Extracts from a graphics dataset
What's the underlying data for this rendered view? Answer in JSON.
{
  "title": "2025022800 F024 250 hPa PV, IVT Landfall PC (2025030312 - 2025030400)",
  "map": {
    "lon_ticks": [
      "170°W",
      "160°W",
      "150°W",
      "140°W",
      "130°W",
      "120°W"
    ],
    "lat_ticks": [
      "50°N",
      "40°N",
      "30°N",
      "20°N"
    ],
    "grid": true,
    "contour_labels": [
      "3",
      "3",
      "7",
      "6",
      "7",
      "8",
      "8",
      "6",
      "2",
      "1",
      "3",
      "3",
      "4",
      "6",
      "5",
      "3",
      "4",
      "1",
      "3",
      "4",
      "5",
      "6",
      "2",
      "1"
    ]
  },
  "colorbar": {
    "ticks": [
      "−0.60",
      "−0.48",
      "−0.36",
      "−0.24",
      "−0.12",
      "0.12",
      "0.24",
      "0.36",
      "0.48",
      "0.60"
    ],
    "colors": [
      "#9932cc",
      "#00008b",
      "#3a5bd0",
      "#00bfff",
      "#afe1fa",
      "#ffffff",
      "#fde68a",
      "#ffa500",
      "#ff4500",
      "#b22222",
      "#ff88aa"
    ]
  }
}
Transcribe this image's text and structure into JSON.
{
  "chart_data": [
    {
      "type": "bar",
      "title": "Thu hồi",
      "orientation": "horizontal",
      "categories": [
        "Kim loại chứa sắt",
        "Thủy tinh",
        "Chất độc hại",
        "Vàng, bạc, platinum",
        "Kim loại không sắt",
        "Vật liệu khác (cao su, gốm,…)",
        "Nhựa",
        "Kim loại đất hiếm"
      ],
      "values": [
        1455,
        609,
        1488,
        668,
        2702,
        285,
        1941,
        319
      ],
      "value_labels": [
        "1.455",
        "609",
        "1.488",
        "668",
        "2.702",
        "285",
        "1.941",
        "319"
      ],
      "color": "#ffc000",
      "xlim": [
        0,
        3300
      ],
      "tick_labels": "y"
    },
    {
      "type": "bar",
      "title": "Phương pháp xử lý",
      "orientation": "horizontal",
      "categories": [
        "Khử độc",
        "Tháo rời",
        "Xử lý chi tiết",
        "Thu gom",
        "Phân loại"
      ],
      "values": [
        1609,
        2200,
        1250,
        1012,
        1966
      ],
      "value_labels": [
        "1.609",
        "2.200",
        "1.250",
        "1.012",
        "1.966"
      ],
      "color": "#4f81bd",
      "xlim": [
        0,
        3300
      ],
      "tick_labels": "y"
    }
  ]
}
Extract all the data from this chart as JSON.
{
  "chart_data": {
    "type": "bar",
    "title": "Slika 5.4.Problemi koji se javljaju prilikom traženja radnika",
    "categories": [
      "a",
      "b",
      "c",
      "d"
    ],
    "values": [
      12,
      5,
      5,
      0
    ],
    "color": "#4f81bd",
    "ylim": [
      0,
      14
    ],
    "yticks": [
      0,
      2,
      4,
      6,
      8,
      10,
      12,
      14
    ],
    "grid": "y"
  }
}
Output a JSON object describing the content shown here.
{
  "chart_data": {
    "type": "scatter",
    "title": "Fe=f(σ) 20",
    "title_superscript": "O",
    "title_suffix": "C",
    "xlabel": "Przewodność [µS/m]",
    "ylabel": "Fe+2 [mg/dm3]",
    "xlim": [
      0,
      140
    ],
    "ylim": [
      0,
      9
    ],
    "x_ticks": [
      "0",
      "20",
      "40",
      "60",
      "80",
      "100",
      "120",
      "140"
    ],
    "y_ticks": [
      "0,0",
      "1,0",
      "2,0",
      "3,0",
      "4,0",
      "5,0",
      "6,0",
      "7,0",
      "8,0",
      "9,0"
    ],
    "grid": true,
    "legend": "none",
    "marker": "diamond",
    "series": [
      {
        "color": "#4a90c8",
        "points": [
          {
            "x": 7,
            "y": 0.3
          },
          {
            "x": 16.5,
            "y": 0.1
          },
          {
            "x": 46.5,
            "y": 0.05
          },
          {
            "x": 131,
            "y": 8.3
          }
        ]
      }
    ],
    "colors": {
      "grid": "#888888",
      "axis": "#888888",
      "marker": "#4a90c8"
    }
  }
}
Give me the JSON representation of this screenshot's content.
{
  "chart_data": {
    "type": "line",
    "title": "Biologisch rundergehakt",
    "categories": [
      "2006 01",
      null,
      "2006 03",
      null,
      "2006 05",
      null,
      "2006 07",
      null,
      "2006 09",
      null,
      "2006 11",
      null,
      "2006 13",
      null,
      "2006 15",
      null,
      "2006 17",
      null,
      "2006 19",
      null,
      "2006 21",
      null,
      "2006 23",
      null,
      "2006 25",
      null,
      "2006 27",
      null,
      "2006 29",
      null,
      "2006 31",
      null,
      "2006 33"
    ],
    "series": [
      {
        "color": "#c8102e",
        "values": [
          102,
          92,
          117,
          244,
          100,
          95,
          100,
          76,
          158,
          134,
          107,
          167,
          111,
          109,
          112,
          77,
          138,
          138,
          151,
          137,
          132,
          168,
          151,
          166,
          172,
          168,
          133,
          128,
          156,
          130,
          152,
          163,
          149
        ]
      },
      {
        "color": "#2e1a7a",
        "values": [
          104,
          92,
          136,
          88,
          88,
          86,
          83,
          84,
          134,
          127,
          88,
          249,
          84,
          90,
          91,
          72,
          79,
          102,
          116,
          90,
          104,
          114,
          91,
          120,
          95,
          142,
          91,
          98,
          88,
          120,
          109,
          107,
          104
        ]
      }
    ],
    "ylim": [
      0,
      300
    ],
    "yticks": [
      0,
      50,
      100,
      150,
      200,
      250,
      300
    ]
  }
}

Required task >>
Print all of the entries exactly as they are written.

Exercise answer >>
What's the underlying data for this rendered view? Answer in JSON.
{
  "title": "2025022800 F024 250 hPa PV, IVT Landfall PC (2025030312 - 2025030400)",
  "map": {
    "lon_ticks": [
      "170°W",
      "160°W",
      "150°W",
      "140°W",
      "130°W",
      "120°W"
    ],
    "lat_ticks": [
      "50°N",
      "40°N",
      "30°N",
      "20°N"
    ],
    "grid": true,
    "contour_labels": [
      "3",
      "3",
      "7",
      "6",
      "7",
      "8",
      "8",
      "6",
      "2",
      "1",
      "3",
      "3",
      "4",
      "6",
      "5",
      "3",
      "4",
      "1",
      "3",
      "4",
      "5",
      "6",
      "2",
      "1"
    ]
  },
  "colorbar": {
    "ticks": [
      "−0.60",
      "−0.48",
      "−0.36",
      "−0.24",
      "−0.12",
      "0.12",
      "0.24",
      "0.36",
      "0.48",
      "0.60"
    ],
    "colors": [
      "#9932cc",
      "#00008b",
      "#3a5bd0",
      "#00bfff",
      "#afe1fa",
      "#ffffff",
      "#fde68a",
      "#ffa500",
      "#ff4500",
      "#b22222",
      "#ff88aa"
    ]
  }
}
Transcribe this image's text and structure into JSON.
{
  "chart_data": [
    {
      "type": "bar",
      "title": "Thu hồi",
      "orientation": "horizontal",
      "categories": [
        "Kim loại chứa sắt",
        "Thủy tinh",
        "Chất độc hại",
        "Vàng, bạc, platinum",
        "Kim loại không sắt",
        "Vật liệu khác (cao su, gốm,…)",
        "Nhựa",
        "Kim loại đất hiếm"
      ],
      "values": [
        1455,
        609,
        1488,
        668,
        2702,
        285,
        1941,
        319
      ],
      "value_labels": [
        "1.455",
        "609",
        "1.488",
        "668",
        "2.702",
        "285",
        "1.941",
        "319"
      ],
      "color": "#ffc000",
      "xlim": [
        0,
        3300
      ],
      "tick_labels": "y"
    },
    {
      "type": "bar",
      "title": "Phương pháp xử lý",
      "orientation": "horizontal",
      "categories": [
        "Khử độc",
        "Tháo rời",
        "Xử lý chi tiết",
        "Thu gom",
        "Phân loại"
      ],
      "values": [
        1609,
        2200,
        1250,
        1012,
        1966
      ],
      "value_labels": [
        "1.609",
        "2.200",
        "1.250",
        "1.012",
        "1.966"
      ],
      "color": "#4f81bd",
      "xlim": [
        0,
        3300
      ],
      "tick_labels": "y"
    }
  ]
}
Extract all the data from this chart as JSON.
{
  "chart_data": {
    "type": "bar",
    "title": "Slika 5.4.Problemi koji se javljaju prilikom traženja radnika",
    "categories": [
      "a",
      "b",
      "c",
      "d"
    ],
    "values": [
      12,
      5,
      5,
      0
    ],
    "color": "#4f81bd",
    "ylim": [
      0,
      14
    ],
    "yticks": [
      0,
      2,
      4,
      6,
      8,
      10,
      12,
      14
    ],
    "grid": "y"
  }
}
Output a JSON object describing the content shown here.
{
  "chart_data": {
    "type": "scatter",
    "title": "Fe=f(σ) 20",
    "title_superscript": "O",
    "title_suffix": "C",
    "xlabel": "Przewodność [µS/m]",
    "ylabel": "Fe+2 [mg/dm3]",
    "xlim": [
      0,
      140
    ],
    "ylim": [
      0,
      9
    ],
    "x_ticks": [
      "0",
      "20",
      "40",
      "60",
      "80",
      "100",
      "120",
      "140"
    ],
    "y_ticks": [
      "0,0",
      "1,0",
      "2,0",
      "3,0",
      "4,0",
      "5,0",
      "6,0",
      "7,0",
      "8,0",
      "9,0"
    ],
    "grid": true,
    "legend": "none",
    "marker": "diamond",
    "series": [
      {
        "color": "#4a90c8",
        "points": [
          {
            "x": 7,
            "y": 0.3
          },
          {
            "x": 16.5,
            "y": 0.1
          },
          {
            "x": 46.5,
            "y": 0.05
          },
          {
            "x": 131,
            "y": 8.3
          }
        ]
      }
    ],
    "colors": {
      "grid": "#888888",
      "axis": "#888888",
      "marker": "#4a90c8"
    }
  }
}
Give me the JSON representation of this screenshot's content.
{
  "chart_data": {
    "type": "line",
    "title": "Biologisch rundergehakt",
    "categories": [
      "2006 01",
      null,
      "2006 03",
      null,
      "2006 05",
      null,
      "2006 07",
      null,
      "2006 09",
      null,
      "2006 11",
      null,
      "2006 13",
      null,
      "2006 15",
      null,
      "2006 17",
      null,
      "2006 19",
      null,
      "2006 21",
      null,
      "2006 23",
      null,
      "2006 25",
      null,
      "2006 27",
      null,
      "2006 29",
      null,
      "2006 31",
      null,
      "2006 33"
    ],
    "series": [
      {
        "color": "#c8102e",
        "values": [
          102,
          92,
          117,
          244,
          100,
          95,
          100,
          76,
          158,
          134,
          107,
          167,
          111,
          109,
          112,
          77,
          138,
          138,
          151,
          137,
          132,
          168,
          151,
          166,
          172,
          168,
          133,
          128,
          156,
          130,
          152,
          163,
          149
        ]
      },
      {
        "color": "#2e1a7a",
        "values": [
          104,
          92,
          136,
          88,
          88,
          86,
          83,
          84,
          134,
          127,
          88,
          249,
          84,
          90,
          91,
          72,
          79,
          102,
          116,
          90,
          104,
          114,
          91,
          120,
          95,
          142,
          91,
          98,
          88,
          120,
          109,
          107,
          104
        ]
      }
    ],
    "ylim": [
      0,
      300
    ],
    "yticks": [
      0,
      50,
      100,
      150,
      200,
      250,
      300
    ]
  }
}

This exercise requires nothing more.